Task → Copy out the listing exactly.

━━━━

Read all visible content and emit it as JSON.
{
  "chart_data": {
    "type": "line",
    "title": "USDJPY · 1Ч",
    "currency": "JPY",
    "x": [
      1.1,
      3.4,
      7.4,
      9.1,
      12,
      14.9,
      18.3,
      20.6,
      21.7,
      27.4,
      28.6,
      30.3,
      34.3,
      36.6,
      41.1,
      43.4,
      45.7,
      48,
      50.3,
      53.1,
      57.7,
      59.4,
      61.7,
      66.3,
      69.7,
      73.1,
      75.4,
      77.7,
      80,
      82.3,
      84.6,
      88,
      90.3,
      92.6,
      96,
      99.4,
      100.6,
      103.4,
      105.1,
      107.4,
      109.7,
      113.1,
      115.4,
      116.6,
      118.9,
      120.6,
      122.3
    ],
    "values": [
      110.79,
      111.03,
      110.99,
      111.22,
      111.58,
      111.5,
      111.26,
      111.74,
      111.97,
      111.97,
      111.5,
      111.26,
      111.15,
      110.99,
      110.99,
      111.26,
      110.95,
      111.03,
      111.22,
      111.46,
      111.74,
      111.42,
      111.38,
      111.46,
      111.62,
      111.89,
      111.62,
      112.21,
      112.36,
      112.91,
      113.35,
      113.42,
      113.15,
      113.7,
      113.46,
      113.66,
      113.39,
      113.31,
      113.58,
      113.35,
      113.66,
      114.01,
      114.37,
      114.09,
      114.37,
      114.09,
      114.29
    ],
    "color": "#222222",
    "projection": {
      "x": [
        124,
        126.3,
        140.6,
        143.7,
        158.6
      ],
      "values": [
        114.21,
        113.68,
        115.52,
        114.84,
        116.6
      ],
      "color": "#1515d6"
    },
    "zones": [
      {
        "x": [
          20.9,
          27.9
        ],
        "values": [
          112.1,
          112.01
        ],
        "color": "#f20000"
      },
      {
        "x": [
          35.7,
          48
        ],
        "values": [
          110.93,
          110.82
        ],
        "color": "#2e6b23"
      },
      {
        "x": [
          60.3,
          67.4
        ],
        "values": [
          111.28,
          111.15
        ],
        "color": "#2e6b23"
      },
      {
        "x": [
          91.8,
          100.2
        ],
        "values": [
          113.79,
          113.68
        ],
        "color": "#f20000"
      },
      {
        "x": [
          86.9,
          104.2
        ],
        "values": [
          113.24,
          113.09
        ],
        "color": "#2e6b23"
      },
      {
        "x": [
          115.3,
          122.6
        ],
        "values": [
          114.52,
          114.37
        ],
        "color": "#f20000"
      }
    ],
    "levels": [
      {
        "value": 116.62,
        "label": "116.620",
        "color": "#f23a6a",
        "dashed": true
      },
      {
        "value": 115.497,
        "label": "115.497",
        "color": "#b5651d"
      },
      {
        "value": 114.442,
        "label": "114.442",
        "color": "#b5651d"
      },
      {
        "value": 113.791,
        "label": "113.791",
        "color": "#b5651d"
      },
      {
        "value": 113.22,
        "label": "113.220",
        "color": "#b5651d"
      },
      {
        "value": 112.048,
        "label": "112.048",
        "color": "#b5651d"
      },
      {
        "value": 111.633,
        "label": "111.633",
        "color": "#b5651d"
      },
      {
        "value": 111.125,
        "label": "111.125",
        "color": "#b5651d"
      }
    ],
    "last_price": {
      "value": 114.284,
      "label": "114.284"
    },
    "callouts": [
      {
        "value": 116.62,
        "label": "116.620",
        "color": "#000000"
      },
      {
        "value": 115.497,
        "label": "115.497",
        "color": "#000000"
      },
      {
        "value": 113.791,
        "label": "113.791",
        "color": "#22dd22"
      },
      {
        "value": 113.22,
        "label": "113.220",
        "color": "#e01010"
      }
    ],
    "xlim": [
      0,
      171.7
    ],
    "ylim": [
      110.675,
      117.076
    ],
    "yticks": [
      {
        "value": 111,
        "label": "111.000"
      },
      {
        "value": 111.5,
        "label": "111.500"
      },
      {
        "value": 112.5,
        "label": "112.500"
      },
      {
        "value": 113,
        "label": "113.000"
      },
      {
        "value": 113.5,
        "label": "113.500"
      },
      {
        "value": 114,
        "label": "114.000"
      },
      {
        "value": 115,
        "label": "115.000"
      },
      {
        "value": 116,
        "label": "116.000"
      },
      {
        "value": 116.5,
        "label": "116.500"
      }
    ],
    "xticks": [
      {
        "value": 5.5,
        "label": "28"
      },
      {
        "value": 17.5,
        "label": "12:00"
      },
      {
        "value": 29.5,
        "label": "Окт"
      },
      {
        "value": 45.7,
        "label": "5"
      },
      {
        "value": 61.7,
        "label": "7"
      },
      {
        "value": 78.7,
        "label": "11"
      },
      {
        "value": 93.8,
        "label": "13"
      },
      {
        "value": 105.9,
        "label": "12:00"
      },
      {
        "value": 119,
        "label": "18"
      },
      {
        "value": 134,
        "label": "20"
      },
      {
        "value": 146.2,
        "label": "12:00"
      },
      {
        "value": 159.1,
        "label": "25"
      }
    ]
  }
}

━━━━

Result below →
Read all visible content and emit it as JSON.
{
  "chart_data": {
    "type": "line",
    "title": "USDJPY · 1Ч",
    "currency": "JPY",
    "x": [
      1.1,
      3.4,
      7.4,
      9.1,
      12,
      14.9,
      18.3,
      20.6,
      21.7,
      27.4,
      28.6,
      30.3,
      34.3,
      36.6,
      41.1,
      43.4,
      45.7,
      48,
      50.3,
      53.1,
      57.7,
      59.4,
      61.7,
      66.3,
      69.7,
      73.1,
      75.4,
      77.7,
      80,
      82.3,
      84.6,
      88,
      90.3,
      92.6,
      96,
      99.4,
      100.6,
      103.4,
      105.1,
      107.4,
      109.7,
      113.1,
      115.4,
      116.6,
      118.9,
      120.6,
      122.3
    ],
    "values": [
      110.79,
      111.03,
      110.99,
      111.22,
      111.58,
      111.5,
      111.26,
      111.74,
      111.97,
      111.97,
      111.5,
      111.26,
      111.15,
      110.99,
      110.99,
      111.26,
      110.95,
      111.03,
      111.22,
      111.46,
      111.74,
      111.42,
      111.38,
      111.46,
      111.62,
      111.89,
      111.62,
      112.21,
      112.36,
      112.91,
      113.35,
      113.42,
      113.15,
      113.7,
      113.46,
      113.66,
      113.39,
      113.31,
      113.58,
      113.35,
      113.66,
      114.01,
      114.37,
      114.09,
      114.37,
      114.09,
      114.29
    ],
    "color": "#222222",
    "projection": {
      "x": [
        124,
        126.3,
        140.6,
        143.7,
        158.6
      ],
      "values": [
        114.21,
        113.68,
        115.52,
        114.84,
        116.6
      ],
      "color": "#1515d6"
    },
    "zones": [
      {
        "x": [
          20.9,
          27.9
        ],
        "values": [
          112.1,
          112.01
        ],
        "color": "#f20000"
      },
      {
        "x": [
          35.7,
          48
        ],
        "values": [
          110.93,
          110.82
        ],
        "color": "#2e6b23"
      },
      {
        "x": [
          60.3,
          67.4
        ],
        "values": [
          111.28,
          111.15
        ],
        "color": "#2e6b23"
      },
      {
        "x": [
          91.8,
          100.2
        ],
        "values": [
          113.79,
          113.68
        ],
        "color": "#f20000"
      },
      {
        "x": [
          86.9,
          104.2
        ],
        "values": [
          113.24,
          113.09
        ],
        "color": "#2e6b23"
      },
      {
        "x": [
          115.3,
          122.6
        ],
        "values": [
          114.52,
          114.37
        ],
        "color": "#f20000"
      }
    ],
    "levels": [
      {
        "value": 116.62,
        "label": "116.620",
        "color": "#f23a6a",
        "dashed": true
      },
      {
        "value": 115.497,
        "label": "115.497",
        "color": "#b5651d"
      },
      {
        "value": 114.442,
        "label": "114.442",
        "color": "#b5651d"
      },
      {
        "value": 113.791,
        "label": "113.791",
        "color": "#b5651d"
      },
      {
        "value": 113.22,
        "label": "113.220",
        "color": "#b5651d"
      },
      {
        "value": 112.048,
        "label": "112.048",
        "color": "#b5651d"
      },
      {
        "value": 111.633,
        "label": "111.633",
        "color": "#b5651d"
      },
      {
        "value": 111.125,
        "label": "111.125",
        "color": "#b5651d"
      }
    ],
    "last_price": {
      "value": 114.284,
      "label": "114.284"
    },
    "callouts": [
      {
        "value": 116.62,
        "label": "116.620",
        "color": "#000000"
      },
      {
        "value": 115.497,
        "label": "115.497",
        "color": "#000000"
      },
      {
        "value": 113.791,
        "label": "113.791",
        "color": "#22dd22"
      },
      {
        "value": 113.22,
        "label": "113.220",
        "color": "#e01010"
      }
    ],
    "xlim": [
      0,
      171.7
    ],
    "ylim": [
      110.675,
      117.076
    ],
    "yticks": [
      {
        "value": 111,
        "label": "111.000"
      },
      {
        "value": 111.5,
        "label": "111.500"
      },
      {
        "value": 112.5,
        "label": "112.500"
      },
      {
        "value": 113,
        "label": "113.000"
      },
      {
        "value": 113.5,
        "label": "113.500"
      },
      {
        "value": 114,
        "label": "114.000"
      },
      {
        "value": 115,
        "label": "115.000"
      },
      {
        "value": 116,
        "label": "116.000"
      },
      {
        "value": 116.5,
        "label": "116.500"
      }
    ],
    "xticks": [
      {
        "value": 5.5,
        "label": "28"
      },
      {
        "value": 17.5,
        "label": "12:00"
      },
      {
        "value": 29.5,
        "label": "Окт"
      },
      {
        "value": 45.7,
        "label": "5"
      },
      {
        "value": 61.7,
        "label": "7"
      },
      {
        "value": 78.7,
        "label": "11"
      },
      {
        "value": 93.8,
        "label": "13"
      },
      {
        "value": 105.9,
        "label": "12:00"
      },
      {
        "value": 119,
        "label": "18"
      },
      {
        "value": 134,
        "label": "20"
      },
      {
        "value": 146.2,
        "label": "12:00"
      },
      {
        "value": 159.1,
        "label": "25"
      }
    ]
  }
}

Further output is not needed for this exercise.